== THE EXERCISE ==
Scan the material below for the string "HOCl", and copy every line where it shows up.
**********
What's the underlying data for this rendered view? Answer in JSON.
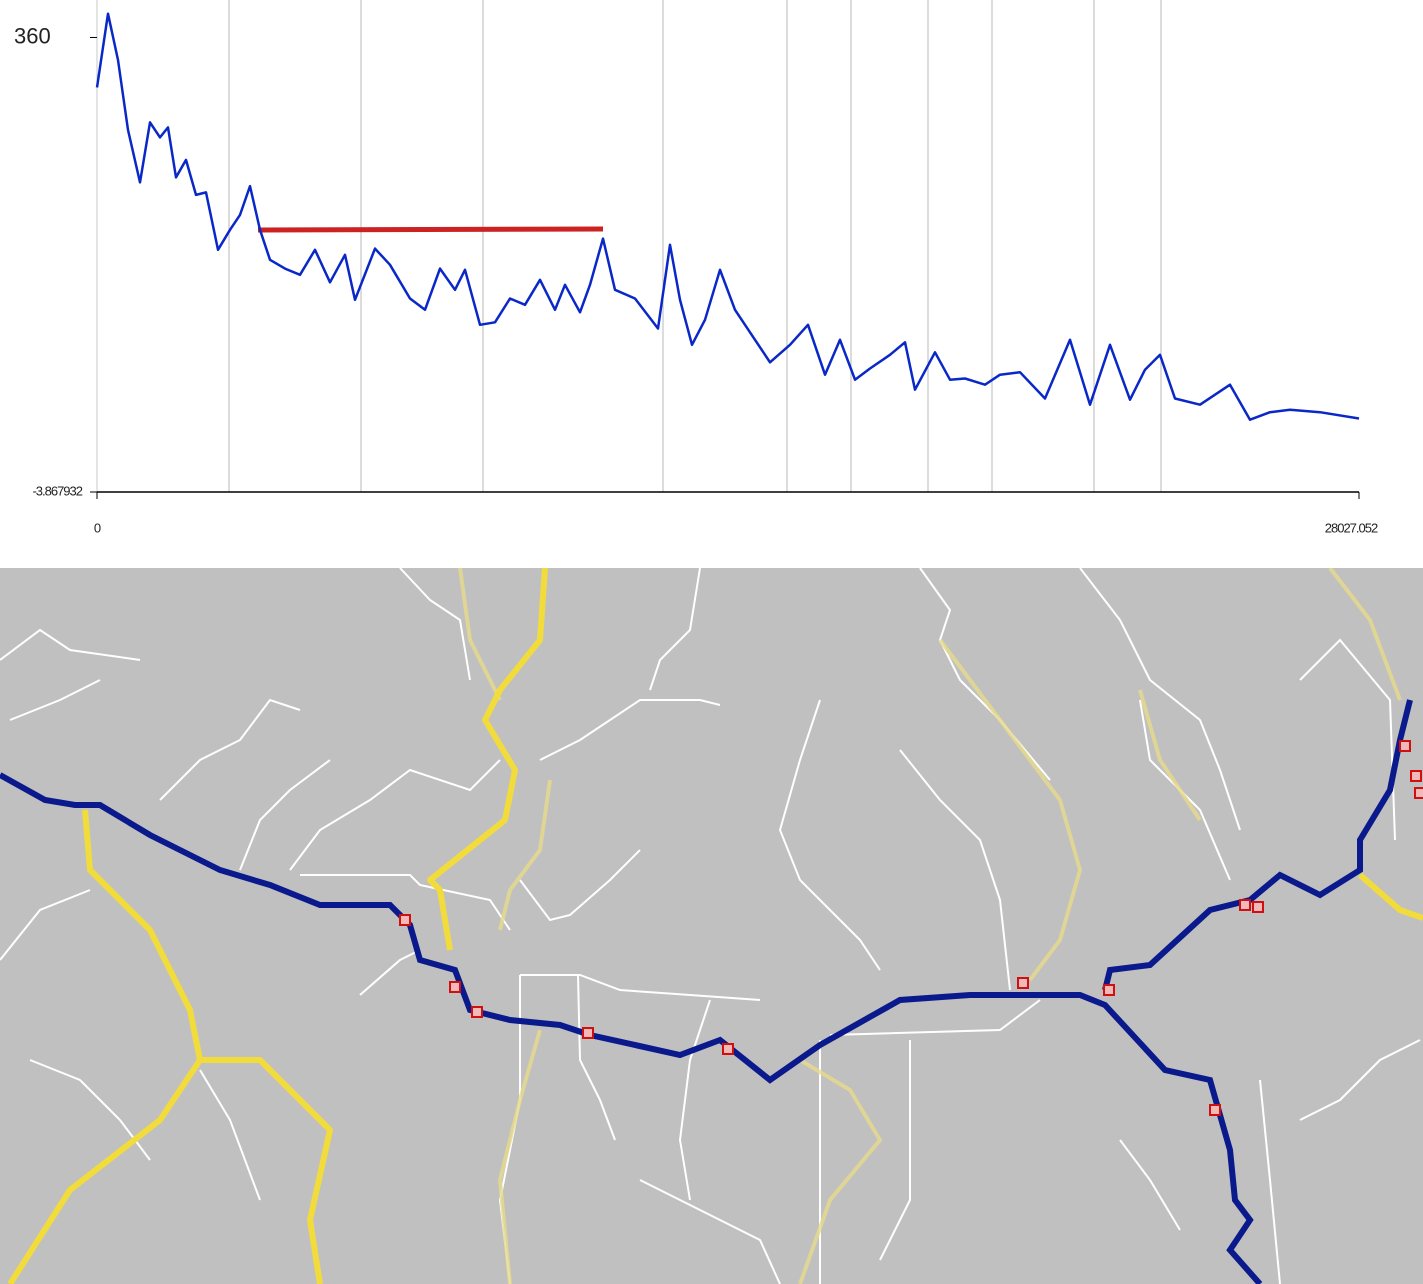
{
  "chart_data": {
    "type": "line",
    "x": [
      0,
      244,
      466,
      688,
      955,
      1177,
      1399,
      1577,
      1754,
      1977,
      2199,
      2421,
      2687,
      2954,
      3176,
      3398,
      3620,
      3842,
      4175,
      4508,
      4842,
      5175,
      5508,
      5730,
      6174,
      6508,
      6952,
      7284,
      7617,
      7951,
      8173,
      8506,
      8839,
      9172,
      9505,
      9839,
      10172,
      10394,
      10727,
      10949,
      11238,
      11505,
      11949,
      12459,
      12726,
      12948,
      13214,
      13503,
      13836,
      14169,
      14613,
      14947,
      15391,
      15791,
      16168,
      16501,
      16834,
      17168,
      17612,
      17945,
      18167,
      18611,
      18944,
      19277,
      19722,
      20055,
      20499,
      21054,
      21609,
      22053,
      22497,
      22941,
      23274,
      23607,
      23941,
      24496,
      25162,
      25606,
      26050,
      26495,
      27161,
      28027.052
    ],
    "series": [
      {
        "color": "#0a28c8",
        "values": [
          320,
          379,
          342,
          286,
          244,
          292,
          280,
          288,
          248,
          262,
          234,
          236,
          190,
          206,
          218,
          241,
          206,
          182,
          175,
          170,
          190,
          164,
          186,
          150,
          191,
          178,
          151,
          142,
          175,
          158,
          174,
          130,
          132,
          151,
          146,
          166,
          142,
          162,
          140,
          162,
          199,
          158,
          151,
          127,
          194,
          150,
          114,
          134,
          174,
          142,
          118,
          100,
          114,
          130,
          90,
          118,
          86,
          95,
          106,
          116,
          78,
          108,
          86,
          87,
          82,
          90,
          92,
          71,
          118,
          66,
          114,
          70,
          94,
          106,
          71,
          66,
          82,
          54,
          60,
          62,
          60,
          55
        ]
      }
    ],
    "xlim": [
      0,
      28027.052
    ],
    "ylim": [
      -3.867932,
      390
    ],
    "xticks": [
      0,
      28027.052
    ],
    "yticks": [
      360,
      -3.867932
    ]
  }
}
**********
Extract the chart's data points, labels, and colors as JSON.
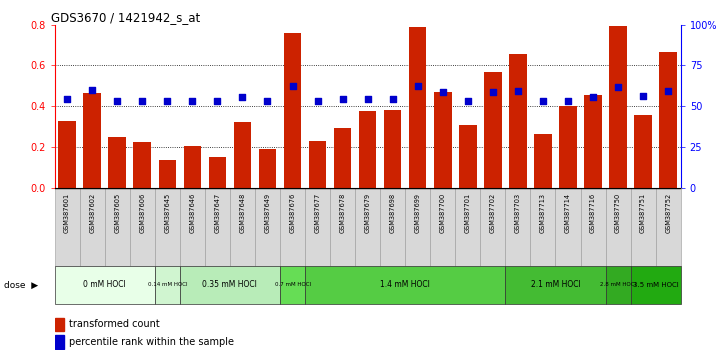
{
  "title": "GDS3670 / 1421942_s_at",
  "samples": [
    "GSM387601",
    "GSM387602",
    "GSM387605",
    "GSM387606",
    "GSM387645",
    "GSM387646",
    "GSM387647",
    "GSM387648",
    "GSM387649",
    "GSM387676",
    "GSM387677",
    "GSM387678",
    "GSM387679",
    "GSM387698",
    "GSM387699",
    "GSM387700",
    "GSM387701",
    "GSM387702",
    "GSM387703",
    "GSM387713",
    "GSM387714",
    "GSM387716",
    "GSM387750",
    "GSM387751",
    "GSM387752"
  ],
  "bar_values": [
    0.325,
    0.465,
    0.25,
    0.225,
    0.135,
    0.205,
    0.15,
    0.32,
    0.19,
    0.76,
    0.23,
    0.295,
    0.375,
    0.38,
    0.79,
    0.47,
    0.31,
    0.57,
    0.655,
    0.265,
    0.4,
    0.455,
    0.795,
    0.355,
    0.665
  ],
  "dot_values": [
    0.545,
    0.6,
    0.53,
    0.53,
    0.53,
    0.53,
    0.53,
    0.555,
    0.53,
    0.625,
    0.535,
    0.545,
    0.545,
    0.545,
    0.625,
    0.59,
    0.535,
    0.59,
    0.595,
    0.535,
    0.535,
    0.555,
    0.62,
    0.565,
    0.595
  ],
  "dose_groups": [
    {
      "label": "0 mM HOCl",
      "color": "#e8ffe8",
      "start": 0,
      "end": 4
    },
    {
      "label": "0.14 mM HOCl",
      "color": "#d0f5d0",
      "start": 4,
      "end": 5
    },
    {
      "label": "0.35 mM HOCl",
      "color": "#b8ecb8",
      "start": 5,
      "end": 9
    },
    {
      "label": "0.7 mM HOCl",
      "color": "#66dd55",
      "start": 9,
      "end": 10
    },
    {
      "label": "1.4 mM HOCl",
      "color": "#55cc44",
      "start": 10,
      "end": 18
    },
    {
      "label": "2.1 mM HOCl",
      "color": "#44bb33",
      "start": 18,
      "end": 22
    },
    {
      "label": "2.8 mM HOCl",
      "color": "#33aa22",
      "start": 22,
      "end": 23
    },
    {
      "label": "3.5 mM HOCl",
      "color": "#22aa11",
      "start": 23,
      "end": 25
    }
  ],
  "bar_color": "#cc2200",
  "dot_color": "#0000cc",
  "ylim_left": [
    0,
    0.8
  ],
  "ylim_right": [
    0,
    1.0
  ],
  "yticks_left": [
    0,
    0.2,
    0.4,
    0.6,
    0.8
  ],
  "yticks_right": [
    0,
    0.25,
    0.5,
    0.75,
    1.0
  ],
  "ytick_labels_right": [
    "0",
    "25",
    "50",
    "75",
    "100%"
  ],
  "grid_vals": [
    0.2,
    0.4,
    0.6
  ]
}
**********
== EXERCISE ANSWER ==
      "label": "0 mM HOCl",
      "label": "0.14 mM HOCl",
      "label": "0.35 mM HOCl",
      "label": "0.7 mM HOCl",
      "label": "1.4 mM HOCl",
      "label": "2.1 mM HOCl",
      "label": "2.8 mM HOCl",
      "label": "3.5 mM HOCl",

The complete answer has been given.